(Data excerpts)
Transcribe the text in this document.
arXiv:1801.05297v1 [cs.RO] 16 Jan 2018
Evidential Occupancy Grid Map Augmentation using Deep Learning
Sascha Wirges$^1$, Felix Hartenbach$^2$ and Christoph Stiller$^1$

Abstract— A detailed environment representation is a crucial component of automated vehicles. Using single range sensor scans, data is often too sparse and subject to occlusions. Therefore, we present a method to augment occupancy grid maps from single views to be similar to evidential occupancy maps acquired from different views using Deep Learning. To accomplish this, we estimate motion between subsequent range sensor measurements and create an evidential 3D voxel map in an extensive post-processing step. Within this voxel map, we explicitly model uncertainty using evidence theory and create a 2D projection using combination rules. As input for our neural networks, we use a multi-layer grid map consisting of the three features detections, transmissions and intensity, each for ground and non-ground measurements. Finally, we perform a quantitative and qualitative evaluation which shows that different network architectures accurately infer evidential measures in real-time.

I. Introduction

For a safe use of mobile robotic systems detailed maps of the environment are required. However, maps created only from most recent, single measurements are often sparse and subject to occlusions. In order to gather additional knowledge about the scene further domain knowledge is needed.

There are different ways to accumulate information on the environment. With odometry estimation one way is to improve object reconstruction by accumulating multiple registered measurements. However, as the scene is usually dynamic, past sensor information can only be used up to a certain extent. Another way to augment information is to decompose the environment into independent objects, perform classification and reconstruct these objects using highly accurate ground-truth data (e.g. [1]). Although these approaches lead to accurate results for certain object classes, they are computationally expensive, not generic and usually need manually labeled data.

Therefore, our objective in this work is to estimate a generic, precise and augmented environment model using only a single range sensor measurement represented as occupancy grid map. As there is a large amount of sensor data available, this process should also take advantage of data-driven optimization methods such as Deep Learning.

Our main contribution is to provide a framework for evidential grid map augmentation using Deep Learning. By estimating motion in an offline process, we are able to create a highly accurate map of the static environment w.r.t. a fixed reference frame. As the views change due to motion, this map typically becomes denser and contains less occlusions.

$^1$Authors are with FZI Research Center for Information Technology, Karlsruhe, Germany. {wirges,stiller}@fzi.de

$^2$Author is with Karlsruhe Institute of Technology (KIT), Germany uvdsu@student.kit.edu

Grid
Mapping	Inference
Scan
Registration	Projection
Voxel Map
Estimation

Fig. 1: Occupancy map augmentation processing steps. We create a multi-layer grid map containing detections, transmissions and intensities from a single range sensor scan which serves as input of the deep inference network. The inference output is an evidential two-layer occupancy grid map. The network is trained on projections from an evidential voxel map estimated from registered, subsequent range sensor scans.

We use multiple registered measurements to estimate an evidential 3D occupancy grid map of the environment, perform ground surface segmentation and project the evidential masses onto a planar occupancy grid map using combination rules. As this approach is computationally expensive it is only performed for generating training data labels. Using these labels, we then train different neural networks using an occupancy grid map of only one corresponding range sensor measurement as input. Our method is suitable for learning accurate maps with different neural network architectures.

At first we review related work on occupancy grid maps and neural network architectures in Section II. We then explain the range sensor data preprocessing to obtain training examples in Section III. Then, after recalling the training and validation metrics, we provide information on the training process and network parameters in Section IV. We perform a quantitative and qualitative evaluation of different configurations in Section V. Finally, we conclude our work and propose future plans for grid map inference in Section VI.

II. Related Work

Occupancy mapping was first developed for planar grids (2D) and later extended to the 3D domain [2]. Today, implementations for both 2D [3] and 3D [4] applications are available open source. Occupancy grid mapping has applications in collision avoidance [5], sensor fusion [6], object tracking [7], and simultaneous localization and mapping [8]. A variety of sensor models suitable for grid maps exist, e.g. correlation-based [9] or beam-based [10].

- **Requirement**: Set down all of the data above, word for word.

- **Problem solution**:
Transcribe the text in this document.
arXiv:1801.05297v1 [cs.RO] 16 Jan 2018
Evidential Occupancy Grid Map Augmentation using Deep Learning
Sascha Wirges$^1$, Felix Hartenbach$^2$ and Christoph Stiller$^1$

Abstract— A detailed environment representation is a crucial component of automated vehicles. Using single range sensor scans, data is often too sparse and subject to occlusions. Therefore, we present a method to augment occupancy grid maps from single views to be similar to evidential occupancy maps acquired from different views using Deep Learning. To accomplish this, we estimate motion between subsequent range sensor measurements and create an evidential 3D voxel map in an extensive post-processing step. Within this voxel map, we explicitly model uncertainty using evidence theory and create a 2D projection using combination rules. As input for our neural networks, we use a multi-layer grid map consisting of the three features detections, transmissions and intensity, each for ground and non-ground measurements. Finally, we perform a quantitative and qualitative evaluation which shows that different network architectures accurately infer evidential measures in real-time.

I. Introduction

For a safe use of mobile robotic systems detailed maps of the environment are required. However, maps created only from most recent, single measurements are often sparse and subject to occlusions. In order to gather additional knowledge about the scene further domain knowledge is needed.

There are different ways to accumulate information on the environment. With odometry estimation one way is to improve object reconstruction by accumulating multiple registered measurements. However, as the scene is usually dynamic, past sensor information can only be used up to a certain extent. Another way to augment information is to decompose the environment into independent objects, perform classification and reconstruct these objects using highly accurate ground-truth data (e.g. [1]). Although these approaches lead to accurate results for certain object classes, they are computationally expensive, not generic and usually need manually labeled data.

Therefore, our objective in this work is to estimate a generic, precise and augmented environment model using only a single range sensor measurement represented as occupancy grid map. As there is a large amount of sensor data available, this process should also take advantage of data-driven optimization methods such as Deep Learning.

Our main contribution is to provide a framework for evidential grid map augmentation using Deep Learning. By estimating motion in an offline process, we are able to create a highly accurate map of the static environment w.r.t. a fixed reference frame. As the views change due to motion, this map typically becomes denser and contains less occlusions.

$^1$Authors are with FZI Research Center for Information Technology, Karlsruhe, Germany. {wirges,stiller}@fzi.de

$^2$Author is with Karlsruhe Institute of Technology (KIT), Germany uvdsu@student.kit.edu

Grid
Mapping	Inference
Scan
Registration	Projection
Voxel Map
Estimation

Fig. 1: Occupancy map augmentation processing steps. We create a multi-layer grid map containing detections, transmissions and intensities from a single range sensor scan which serves as input of the deep inference network. The inference output is an evidential two-layer occupancy grid map. The network is trained on projections from an evidential voxel map estimated from registered, subsequent range sensor scans.

We use multiple registered measurements to estimate an evidential 3D occupancy grid map of the environment, perform ground surface segmentation and project the evidential masses onto a planar occupancy grid map using combination rules. As this approach is computationally expensive it is only performed for generating training data labels. Using these labels, we then train different neural networks using an occupancy grid map of only one corresponding range sensor measurement as input. Our method is suitable for learning accurate maps with different neural network architectures.

At first we review related work on occupancy grid maps and neural network architectures in Section II. We then explain the range sensor data preprocessing to obtain training examples in Section III. Then, after recalling the training and validation metrics, we provide information on the training process and network parameters in Section IV. We perform a quantitative and qualitative evaluation of different configurations in Section V. Finally, we conclude our work and propose future plans for grid map inference in Section VI.

II. Related Work

Occupancy mapping was first developed for planar grids (2D) and later extended to the 3D domain [2]. Today, implementations for both 2D [3] and 3D [4] applications are available open source. Occupancy grid mapping has applications in collision avoidance [5], sensor fusion [6], object tracking [7], and simultaneous localization and mapping [8]. A variety of sensor models suitable for grid maps exist, e.g. correlation-based [9] or beam-based [10].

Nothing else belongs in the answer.